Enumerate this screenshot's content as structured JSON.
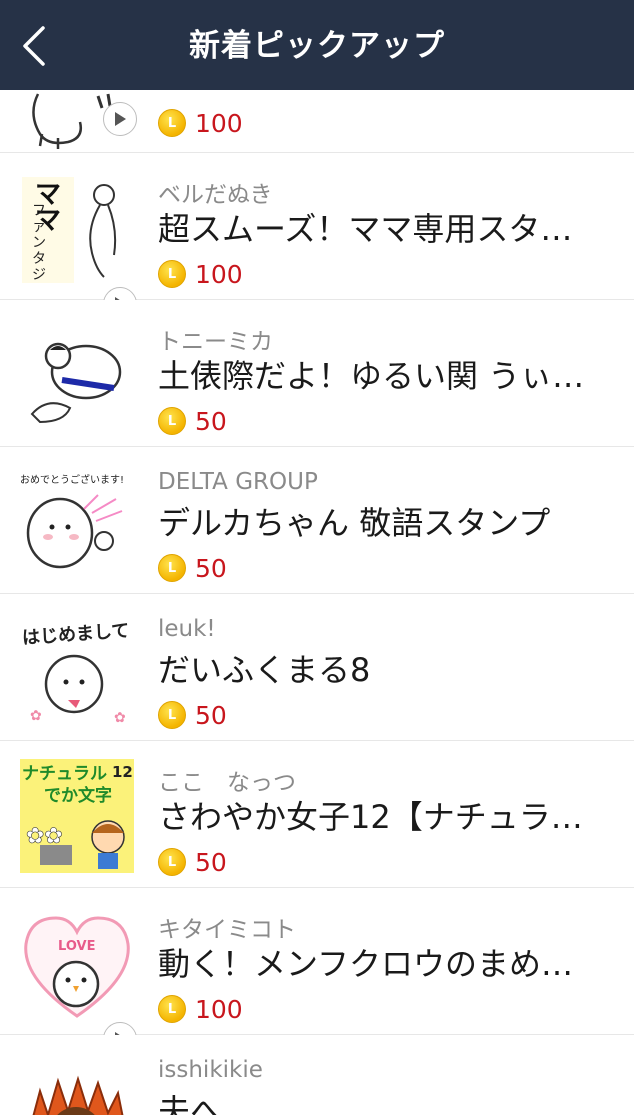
{
  "header": {
    "title": "新着ピックアップ"
  },
  "coin_letter": "L",
  "items": [
    {
      "creator": "",
      "name": "",
      "price": "100",
      "animated": true
    },
    {
      "creator": "ベルだぬき",
      "name": "超スムーズ！ママ専用スタ…",
      "price": "100",
      "animated": true
    },
    {
      "creator": "トニーミカ",
      "name": "土俵際だよ！ゆるい関 うぃ…",
      "price": "50",
      "animated": false
    },
    {
      "creator": "DELTA GROUP",
      "name": "デルカちゃん 敬語スタンプ",
      "price": "50",
      "animated": false
    },
    {
      "creator": "leuk!",
      "name": "だいふくまる8",
      "price": "50",
      "animated": false
    },
    {
      "creator": "ここ　なっつ",
      "name": "さわやか女子12【ナチュラ…",
      "price": "50",
      "animated": false
    },
    {
      "creator": "キタイミコト",
      "name": "動く！メンフクロウのまめ…",
      "price": "100",
      "animated": true
    },
    {
      "creator": "isshikikie",
      "name": "夫へ",
      "price": "",
      "animated": false
    }
  ],
  "thumb_text": {
    "mama": "ママ ファンタジー",
    "omedeto": "おめでとうございます!",
    "hajimemashite": "はじめまして",
    "natural_1": "ナチュラル",
    "natural_2": "でか文字",
    "natural_num": "12",
    "love": "LOVE"
  },
  "colors": {
    "header_bg": "#263247",
    "price": "#c8161d",
    "coin": "#f4b400"
  }
}
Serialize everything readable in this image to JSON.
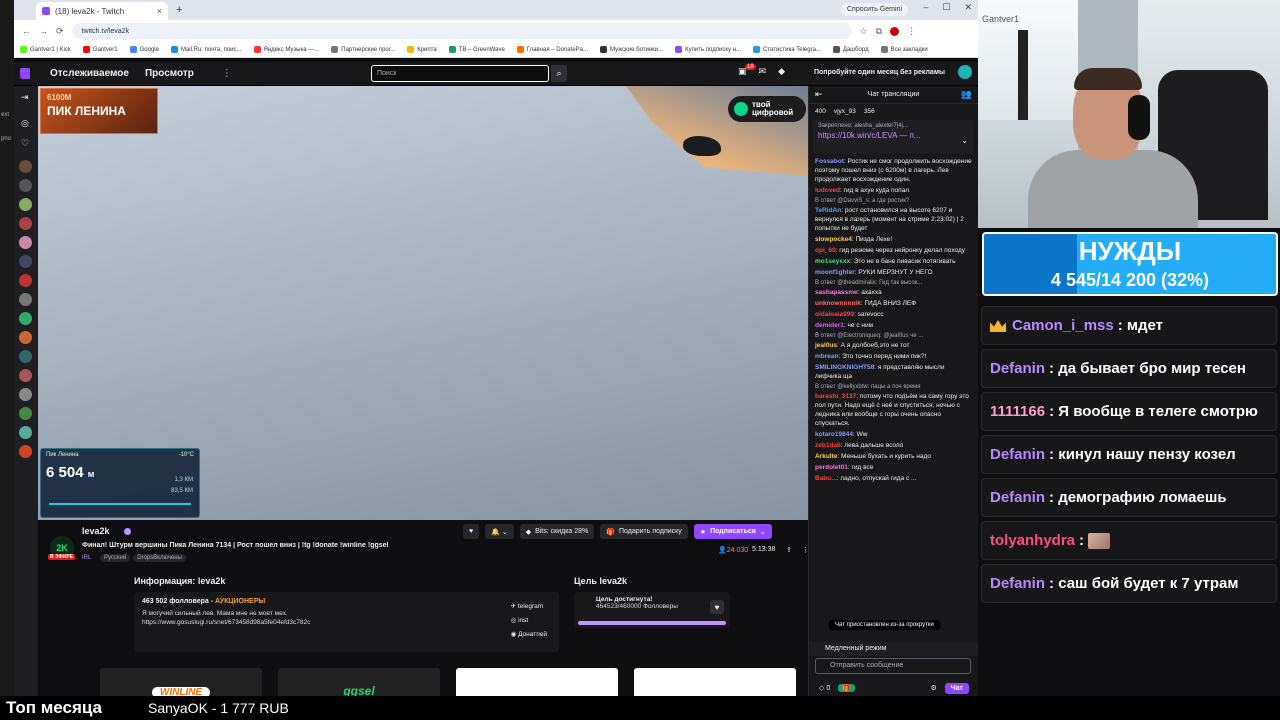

□ □ □ □ □ □ □

EXERCISE DIRECTIONS
Identify each line in the records above that contains the word "this", and copy it out in full.

FINISHED EXERCISE
Enumerate this screenshot's content as structured JSON.
Serialize everything readable in this image to JSON.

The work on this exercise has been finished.